Excerpt to read:
++++++
Friday, April 10, 2015

Don Pasquale

Modern technology is a delight --- yesterday I watched the Zurich Opera's live performance of Don Pasquale. No passport, flight, train, or international travel required: I got to watch from here, where it was broadcast live in a fancy theater. (The crowd was even more homogeneous than usual: mostly gray- and white-haired. Whereas in the nosebleed seats where I dwell at the opera house, I have some coeval audience peers.)

The opera was a delight, too. Zero deaths! It featured many of the little flourishes that make opera buffo such a pleasure: eavesdropping servants in the corners of the stage, silly staging (trigger warning: teddy bear dismemberment and beheading), hiding in shrubberies to sneak to a midnight tryst. Pulling faces behind the patsy's back. The traditional cross-dressing was replaced by one woman pretending to be another woman, each with dramatically different personalities, wardrobe choices, and vocal flourishes. It ended with a wedding, of course, and a big chorus number. The incredible Aspetta, aspetta, cara sposina got cheered back onstage for a reprise before the opera proceeded to the next scene.

The set was a single, large rectangular building which rotated (silently! to not interfere with the ongoing music, even at pianissimo): recto, the titular character's house interior; verso, exterior. Various partial rotations were used for different exterior scenes, with cunning delivery of verdure and lawn furniture, as necessary. The rotating set was briefly used to break the fourth wall during the final scene, but otherwise not as fully, hypnotically used as the incredible set of this production of The Barber of Seville.
++++++
Short exercise 1:
According to the post about Don Pasquale, which piece did the audience cheer back onstage for a reprise?
++++++
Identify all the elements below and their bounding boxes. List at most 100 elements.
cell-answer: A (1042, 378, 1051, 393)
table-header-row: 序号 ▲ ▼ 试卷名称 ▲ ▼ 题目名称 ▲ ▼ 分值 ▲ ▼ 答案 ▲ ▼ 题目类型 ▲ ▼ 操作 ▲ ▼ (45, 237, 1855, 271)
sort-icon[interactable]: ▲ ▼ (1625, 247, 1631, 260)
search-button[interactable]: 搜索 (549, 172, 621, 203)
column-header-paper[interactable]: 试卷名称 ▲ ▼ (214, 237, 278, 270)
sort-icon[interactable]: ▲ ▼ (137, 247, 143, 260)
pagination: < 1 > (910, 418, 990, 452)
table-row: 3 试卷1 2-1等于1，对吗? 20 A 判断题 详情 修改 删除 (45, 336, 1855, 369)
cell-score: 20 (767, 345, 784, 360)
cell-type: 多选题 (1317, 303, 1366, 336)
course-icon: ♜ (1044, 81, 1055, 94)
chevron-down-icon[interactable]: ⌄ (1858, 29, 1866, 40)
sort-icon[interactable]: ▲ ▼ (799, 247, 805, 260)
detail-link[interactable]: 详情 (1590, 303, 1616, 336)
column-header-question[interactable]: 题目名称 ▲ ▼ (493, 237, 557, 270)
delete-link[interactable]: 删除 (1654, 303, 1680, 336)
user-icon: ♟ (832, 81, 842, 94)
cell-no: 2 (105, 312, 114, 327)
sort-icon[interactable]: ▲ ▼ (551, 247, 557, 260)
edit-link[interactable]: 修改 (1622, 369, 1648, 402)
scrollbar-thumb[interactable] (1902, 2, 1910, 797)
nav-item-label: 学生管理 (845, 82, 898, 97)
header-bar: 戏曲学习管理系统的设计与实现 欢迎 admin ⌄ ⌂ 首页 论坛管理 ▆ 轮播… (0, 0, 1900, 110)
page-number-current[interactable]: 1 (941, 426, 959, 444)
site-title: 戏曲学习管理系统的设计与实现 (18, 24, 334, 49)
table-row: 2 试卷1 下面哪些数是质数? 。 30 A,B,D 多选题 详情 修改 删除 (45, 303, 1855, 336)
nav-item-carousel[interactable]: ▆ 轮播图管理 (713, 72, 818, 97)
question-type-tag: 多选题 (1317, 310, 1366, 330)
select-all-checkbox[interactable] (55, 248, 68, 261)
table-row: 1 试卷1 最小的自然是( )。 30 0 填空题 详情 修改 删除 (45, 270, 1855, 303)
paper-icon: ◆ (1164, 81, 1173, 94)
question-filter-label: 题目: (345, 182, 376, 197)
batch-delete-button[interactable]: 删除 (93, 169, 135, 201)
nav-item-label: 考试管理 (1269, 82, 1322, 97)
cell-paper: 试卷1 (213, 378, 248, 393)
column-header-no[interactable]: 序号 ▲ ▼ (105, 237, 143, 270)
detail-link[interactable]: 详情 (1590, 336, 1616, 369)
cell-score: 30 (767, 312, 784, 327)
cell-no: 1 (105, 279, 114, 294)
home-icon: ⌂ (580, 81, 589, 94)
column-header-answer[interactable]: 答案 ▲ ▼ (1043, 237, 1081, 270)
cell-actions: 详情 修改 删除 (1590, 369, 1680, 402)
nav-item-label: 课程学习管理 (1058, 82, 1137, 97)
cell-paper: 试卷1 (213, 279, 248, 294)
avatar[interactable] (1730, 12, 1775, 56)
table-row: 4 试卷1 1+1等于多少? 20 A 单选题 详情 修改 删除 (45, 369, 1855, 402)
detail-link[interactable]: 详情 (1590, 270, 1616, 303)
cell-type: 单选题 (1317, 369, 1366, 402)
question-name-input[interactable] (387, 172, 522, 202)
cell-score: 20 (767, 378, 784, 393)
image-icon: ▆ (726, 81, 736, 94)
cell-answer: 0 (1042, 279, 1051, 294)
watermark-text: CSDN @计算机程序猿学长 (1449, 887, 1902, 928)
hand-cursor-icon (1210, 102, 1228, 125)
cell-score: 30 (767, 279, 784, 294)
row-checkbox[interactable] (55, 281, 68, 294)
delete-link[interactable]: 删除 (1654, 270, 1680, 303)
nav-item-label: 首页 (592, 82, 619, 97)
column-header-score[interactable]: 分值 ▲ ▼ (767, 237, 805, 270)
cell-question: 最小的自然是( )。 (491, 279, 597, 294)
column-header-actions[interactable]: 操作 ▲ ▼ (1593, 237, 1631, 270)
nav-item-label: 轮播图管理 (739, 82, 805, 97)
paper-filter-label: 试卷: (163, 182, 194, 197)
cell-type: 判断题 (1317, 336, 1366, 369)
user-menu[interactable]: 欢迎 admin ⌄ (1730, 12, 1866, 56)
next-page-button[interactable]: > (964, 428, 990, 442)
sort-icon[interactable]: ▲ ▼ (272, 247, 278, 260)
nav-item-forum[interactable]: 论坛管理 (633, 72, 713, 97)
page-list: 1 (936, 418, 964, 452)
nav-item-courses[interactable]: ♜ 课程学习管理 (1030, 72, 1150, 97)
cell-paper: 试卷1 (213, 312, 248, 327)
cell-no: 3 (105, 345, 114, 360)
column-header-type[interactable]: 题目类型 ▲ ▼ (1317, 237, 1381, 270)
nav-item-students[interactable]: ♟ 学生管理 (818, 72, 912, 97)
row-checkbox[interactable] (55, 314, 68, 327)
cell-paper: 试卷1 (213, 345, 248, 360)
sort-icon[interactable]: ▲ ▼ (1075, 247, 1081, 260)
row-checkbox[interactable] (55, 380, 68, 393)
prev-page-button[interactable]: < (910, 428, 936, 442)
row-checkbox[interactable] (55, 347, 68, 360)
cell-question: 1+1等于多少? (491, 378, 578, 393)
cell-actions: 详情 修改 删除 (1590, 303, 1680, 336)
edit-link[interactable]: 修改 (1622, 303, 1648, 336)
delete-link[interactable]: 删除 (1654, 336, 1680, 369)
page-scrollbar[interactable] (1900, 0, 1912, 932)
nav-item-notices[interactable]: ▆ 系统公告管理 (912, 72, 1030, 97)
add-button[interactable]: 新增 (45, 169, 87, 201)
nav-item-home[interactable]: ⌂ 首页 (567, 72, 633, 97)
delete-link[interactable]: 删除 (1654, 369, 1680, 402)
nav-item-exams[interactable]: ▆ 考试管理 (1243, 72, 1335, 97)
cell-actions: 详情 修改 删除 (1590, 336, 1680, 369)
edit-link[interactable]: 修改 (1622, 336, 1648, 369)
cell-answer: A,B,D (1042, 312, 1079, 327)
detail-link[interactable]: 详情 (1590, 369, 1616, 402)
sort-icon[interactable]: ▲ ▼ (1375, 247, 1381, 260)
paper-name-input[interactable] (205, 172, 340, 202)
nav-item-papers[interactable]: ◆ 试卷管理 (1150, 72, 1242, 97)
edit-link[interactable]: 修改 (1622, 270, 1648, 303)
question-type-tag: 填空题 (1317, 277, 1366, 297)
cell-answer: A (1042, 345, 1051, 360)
++++++
Short exercise 2:
Rewrite the records from their start through the line containing "sort-icon[interactable]: ▲ ▼ (137, 247, 143, 260)", replacing "sort-icon" with "sort-arrow" and leaving everything else unchanged. Give back only those lines.

Reply 1:
Aspetta, aspetta, cara sposina

Reply 2:
Identify all the elements below and their bounding boxes. List at most 100 elements.
cell-answer: A (1042, 378, 1051, 393)
table-header-row: 序号 ▲ ▼ 试卷名称 ▲ ▼ 题目名称 ▲ ▼ 分值 ▲ ▼ 答案 ▲ ▼ 题目类型 ▲ ▼ 操作 ▲ ▼ (45, 237, 1855, 271)
sort-arrow[interactable]: ▲ ▼ (1625, 247, 1631, 260)
search-button[interactable]: 搜索 (549, 172, 621, 203)
column-header-paper[interactable]: 试卷名称 ▲ ▼ (214, 237, 278, 270)
sort-arrow[interactable]: ▲ ▼ (137, 247, 143, 260)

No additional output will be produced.